• **The data**:
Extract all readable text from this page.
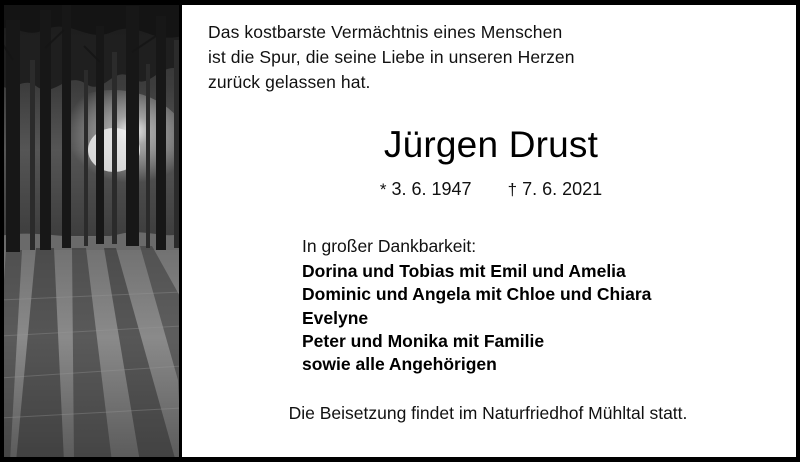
Das kostbarste Vermächtnis eines Menschen
ist die Spur, die seine Liebe in unseren Herzen
zurück gelassen hat.
Jürgen Drust
* 3. 6. 1947 † 7. 6. 2021
In großer Dankbarkeit:
Dorina und Tobias mit Emil und Amelia
Dominic und Angela mit Chloe und Chiara
Evelyne
Peter und Monika mit Familie
sowie alle Angehörigen
Die Beisetzung findet im Naturfriedhof Mühltal statt.
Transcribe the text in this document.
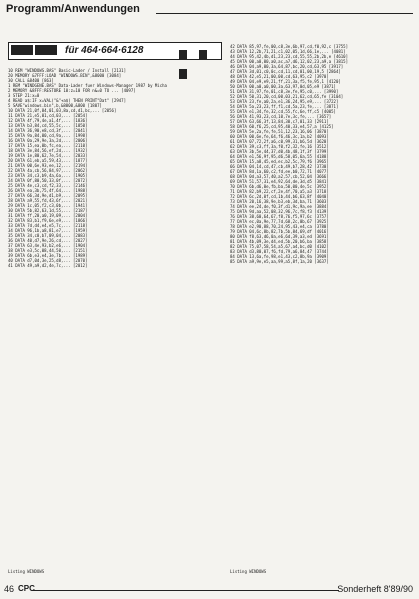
Programm/Anwendungen
für 464·664·6128

10 REM "WINDOWS.BAS" Basic-Lader / Install [2131]
20 MEMORY &7FFF:LOAD "WINDOWS.BIN",&8000 [3084]
30 CALL &8400 [863]
1 REM "WINDGENE.BAS" Data-Lader fuer Windows-Manager 1987 by Micha
2 MEMORY &8FFF:RESTORE 10:z=10 FOR n&=0 TO ... [4097]
3 STEP 21:x=0
4 READ a$:IF x=VAL("&"+a$) THEN PRINT"Dat" [2947]
5 SAVE"windows.bin",b,&8000,&800 [1807]
10 DATA 21,0f,84,01,03,8a,cd,d1,bc,... [2056]
11 DATA 21,e5,01,cd,03,... [2054]
12 DATA 4f,79,4e,a1,4f,... [1836]
13 DATA b3,84,cd,55,5c,... [1850]
14 DATA 36,90,e8,cd,3f,... [2041]
15 DATA 9a,84,00,cd,9a,... [1998]
16 DATA 0a,29,9e,3a,2d,... [2006]
17 DATA 15,ea,0b,fc,ea,... [2110]
18 DATA 3e,84,56,ef,2d,... [1932]
19 DATA 1e,80,62,7e,54,... [2033]
20 DATA 61,eb,a5,59,43,... [1877]
21 DATA 00,6e,93,ee,12,... [2194]
22 DATA 4a,cb,56,84,97,... [2062]
23 DATA 34,c3,b9,4a,6a,... [1905]
24 DATA 0f,80,50,33,0f,... [2072]
25 DATA 4e,c3,cd,f2,33,... [2146]
26 DATA ea,3b,75,4f,64,... [1988]
27 DATA 66,3d,9e,d1,b9,... [2095]
28 DATA a9,55,fd,43,6f,... [2021]
29 DATA 1c,05,f2,c3,0b,... [1941]
30 DATA 5b,82,63,1d,55,... [2187]
31 DATA ff,20,a0,19,09,... [2004]
32 DATA 83,b1,f9,6e,e9,... [1866]
33 DATA 7d,d4,e4,e5,7c,... [2118]
34 DATA 96,1b,a8,81,e7,... [1959]
35 DATA 34,c0,b7,09,04,... [2083]
36 DATA 40,d7,9e,26,cd,... [2027]
37 DATA 63,4e,93,b2,e6,... [1904]
38 DATA e3,5c,08,44,50,... [2151]
39 DATA 6b,e3,e4,3e,7b,... [1989]
40 DATA d7,0d,3e,25,d8,... [2070]
41 DATA 49,a9,d2,4e,7c,... [2012]
42 DATA 85,97,fe,00,c8,3e,6b,97,cd,f0,92,c [3755]
43 DATA 12,2b,71,21,c1,02,05,1d,66,1e,... [4081]
44 DATA 95,42,4b,d1,23,23,cd,55,55,2b,2b,e [4610]
45 DATA 00,a0,00,a0,ac,a7,d6,12,02,23,a9,a [3815]
46 DATA 04,a9,00,3a,64,87,bc,20,cd,63,95 [3917]
47 DATA 3d,01,c0,0c,cd,11,cd,01,00,19,5 [2864]
48 DATA 42,e5,21,00,00,cd,63,95,c2 [3970]
49 DATA 04,e9,e9,21,ff,21,3a,f5,fe,95,1 [4120]
50 DATA 00,a0,a0,00,3a,63,97,0d,05,e9 [3871]
51 DATA 31,97,fe,01,c8,3e,fe,95,c0,... [3990]
52 DATA 50,31,20,cd,00,03,21,62,cd,65,fe [3104]
53 DATA 23,fe,a0,2a,e1,36,24,95,e9,... [3722]
54 DATA 5a,23,23,ff,f1,cd,5a,23,fe,... [3871]
55 DATA e1,34,fe,32,cd,55,fc,6e,ff,c5 [4005]
56 DATA 41,93,23,cd,10,7e,3c,fe,... [3657]
57 DATA 63,66,3f,13,84,30,c7,01,33 [2911]
58 DATA 60,f6,25,cd,95,40,33,e4,57,a [4125]
59 DATA 5e,2a,fe,fe,51,12,23,16,06 [3870]
60 DATA 00,6e,fe,64,f6,46,3c,1a,b2 [4093]
61 DATA 07,72,2f,a6,c0,99,31,b6,5d [3620]
62 DATA 39,c3,ff,3a,f0,f2,32,fe,16 [3512]
63 DATA 3b,5e,44,37,d0,4b,48,1f,3f [3799]
64 DATA e1,56,9f,95,d6,58,05,6a,55 [4188]
65 DATA 15,a8,45,ed,ec,b2,5c,79,f6 [3965]
66 DATA 04,14,cd,47,cb,49,b7,28,42 [3730]
67 DATA 8d,1a,60,c2,fd,ee,b0,72,71 [4077]
68 DATA 0d,a3,57,40,a2,57,cb,52,04 [3666]
69 DATA 51,57,31,e4,92,64,de,3d,d5 [3841]
70 DATA 6b,d6,0e,fb,ba,50,00,4e,5c [3952]
71 DATA 82,b9,22,cf,2e,4f,70,a5,a3 [3718]
72 DATA 6c,2d,0f,cd,1b,44,b6,63,8f [4040]
73 DATA 20,16,38,9e,b3,eb,3d,ba,71 [3603]
74 DATA ee,24,de,f0,3f,d1,9c,9a,ee [3884]
75 DATA 9d,aa,52,08,32,96,7c,f8,f3 [4139]
76 DATA 38,60,64,67,f8,76,f5,97,6c [3757]
77 DATA ec,0a,9e,77,7d,68,2c,0b,67 [3925]
78 DATA e2,90,88,70,24,95,43,e4,ca [3780]
79 DATA 04,6c,8b,82,7b,5b,84,69,df [4016]
80 DATA f8,63,d6,0a,e6,6d,39,a3,ed [3691]
81 DATA 4b,09,3e,d4,ed,5b,20,b6,ba [3858]
82 DATA 75,07,58,54,a5,67,a4,bc,d0 [4102]
83 DATA d3,80,07,f6,fd,79,a6,84,47 [3744]
84 DATA 13,6a,fe,98,e1,43,c2,8b,9a [3909]
85 DATA a9,9e,e5,aa,99,a5,8f,1a,20 [3637]
Listing WINDOWS	Listing WINDOWS
46 CPC	Sonderheft 8'89/90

• **Required work**:
Write out again every line above exactly as given; the pictures do not belong in the copy.

• **In response**:
Extract all readable text from this page.
Das kostbarste Vermächtnis eines Menschen
ist die Spur, die seine Liebe in unseren Herzen
zurück gelassen hat.
Jürgen Drust
* 3. 6. 1947 † 7. 6. 2021
In großer Dankbarkeit:
Dorina und Tobias mit Emil und Amelia
Dominic und Angela mit Chloe und Chiara
Evelyne
Peter und Monika mit Familie
sowie alle Angehörigen
Die Beisetzung findet im Naturfriedhof Mühltal statt.
Transcribe the text in this document.
Programm/Anwendungen
für 464·664·6128

10 REM "WINDOWS.BAS" Basic-Lader / Install [2131]
20 MEMORY &7FFF:LOAD "WINDOWS.BIN",&8000 [3084]
30 CALL &8400 [863]
1 REM "WINDGENE.BAS" Data-Lader fuer Windows-Manager 1987 by Micha
2 MEMORY &8FFF:RESTORE 10:z=10 FOR n&=0 TO ... [4097]
3 STEP 21:x=0
4 READ a$:IF x=VAL("&"+a$) THEN PRINT"Dat" [2947]
5 SAVE"windows.bin",b,&8000,&800 [1807]
10 DATA 21,0f,84,01,03,8a,cd,d1,bc,... [2056]
11 DATA 21,e5,01,cd,03,... [2054]
12 DATA 4f,79,4e,a1,4f,... [1836]
13 DATA b3,84,cd,55,5c,... [1850]
14 DATA 36,90,e8,cd,3f,... [2041]
15 DATA 9a,84,00,cd,9a,... [1998]
16 DATA 0a,29,9e,3a,2d,... [2006]
17 DATA 15,ea,0b,fc,ea,... [2110]
18 DATA 3e,84,56,ef,2d,... [1932]
19 DATA 1e,80,62,7e,54,... [2033]
20 DATA 61,eb,a5,59,43,... [1877]
21 DATA 00,6e,93,ee,12,... [2194]
22 DATA 4a,cb,56,84,97,... [2062]
23 DATA 34,c3,b9,4a,6a,... [1905]
24 DATA 0f,80,50,33,0f,... [2072]
25 DATA 4e,c3,cd,f2,33,... [2146]
26 DATA ea,3b,75,4f,64,... [1988]
27 DATA 66,3d,9e,d1,b9,... [2095]
28 DATA a9,55,fd,43,6f,... [2021]
29 DATA 1c,05,f2,c3,0b,... [1941]
30 DATA 5b,82,63,1d,55,... [2187]
31 DATA ff,20,a0,19,09,... [2004]
32 DATA 83,b1,f9,6e,e9,... [1866]
33 DATA 7d,d4,e4,e5,7c,... [2118]
34 DATA 96,1b,a8,81,e7,... [1959]
35 DATA 34,c0,b7,09,04,... [2083]
36 DATA 40,d7,9e,26,cd,... [2027]
37 DATA 63,4e,93,b2,e6,... [1904]
38 DATA e3,5c,08,44,50,... [2151]
39 DATA 6b,e3,e4,3e,7b,... [1989]
40 DATA d7,0d,3e,25,d8,... [2070]
41 DATA 49,a9,d2,4e,7c,... [2012]
42 DATA 85,97,fe,00,c8,3e,6b,97,cd,f0,92,c [3755]
43 DATA 12,2b,71,21,c1,02,05,1d,66,1e,... [4081]
44 DATA 95,42,4b,d1,23,23,cd,55,55,2b,2b,e [4610]
45 DATA 00,a0,00,a0,ac,a7,d6,12,02,23,a9,a [3815]
46 DATA 04,a9,00,3a,64,87,bc,20,cd,63,95 [3917]
47 DATA 3d,01,c0,0c,cd,11,cd,01,00,19,5 [2864]
48 DATA 42,e5,21,00,00,cd,63,95,c2 [3970]
49 DATA 04,e9,e9,21,ff,21,3a,f5,fe,95,1 [4120]
50 DATA 00,a0,a0,00,3a,63,97,0d,05,e9 [3871]
51 DATA 31,97,fe,01,c8,3e,fe,95,c0,... [3990]
52 DATA 50,31,20,cd,00,03,21,62,cd,65,fe [3104]
53 DATA 23,fe,a0,2a,e1,36,24,95,e9,... [3722]
54 DATA 5a,23,23,ff,f1,cd,5a,23,fe,... [3871]
55 DATA e1,34,fe,32,cd,55,fc,6e,ff,c5 [4005]
56 DATA 41,93,23,cd,10,7e,3c,fe,... [3657]
57 DATA 63,66,3f,13,84,30,c7,01,33 [2911]
58 DATA 60,f6,25,cd,95,40,33,e4,57,a [4125]
59 DATA 5e,2a,fe,fe,51,12,23,16,06 [3870]
60 DATA 00,6e,fe,64,f6,46,3c,1a,b2 [4093]
61 DATA 07,72,2f,a6,c0,99,31,b6,5d [3620]
62 DATA 39,c3,ff,3a,f0,f2,32,fe,16 [3512]
63 DATA 3b,5e,44,37,d0,4b,48,1f,3f [3799]
64 DATA e1,56,9f,95,d6,58,05,6a,55 [4188]
65 DATA 15,a8,45,ed,ec,b2,5c,79,f6 [3965]
66 DATA 04,14,cd,47,cb,49,b7,28,42 [3730]
67 DATA 8d,1a,60,c2,fd,ee,b0,72,71 [4077]
68 DATA 0d,a3,57,40,a2,57,cb,52,04 [3666]
69 DATA 51,57,31,e4,92,64,de,3d,d5 [3841]
70 DATA 6b,d6,0e,fb,ba,50,00,4e,5c [3952]
71 DATA 82,b9,22,cf,2e,4f,70,a5,a3 [3718]
72 DATA 6c,2d,0f,cd,1b,44,b6,63,8f [4040]
73 DATA 20,16,38,9e,b3,eb,3d,ba,71 [3603]
74 DATA ee,24,de,f0,3f,d1,9c,9a,ee [3884]
75 DATA 9d,aa,52,08,32,96,7c,f8,f3 [4139]
76 DATA 38,60,64,67,f8,76,f5,97,6c [3757]
77 DATA ec,0a,9e,77,7d,68,2c,0b,67 [3925]
78 DATA e2,90,88,70,24,95,43,e4,ca [3780]
79 DATA 04,6c,8b,82,7b,5b,84,69,df [4016]
80 DATA f8,63,d6,0a,e6,6d,39,a3,ed [3691]
81 DATA 4b,09,3e,d4,ed,5b,20,b6,ba [3858]
82 DATA 75,07,58,54,a5,67,a4,bc,d0 [4102]
83 DATA d3,80,07,f6,fd,79,a6,84,47 [3744]
84 DATA 13,6a,fe,98,e1,43,c2,8b,9a [3909]
85 DATA a9,9e,e5,aa,99,a5,8f,1a,20 [3637]
Listing WINDOWS	Listing WINDOWS
46 CPC	Sonderheft 8'89/90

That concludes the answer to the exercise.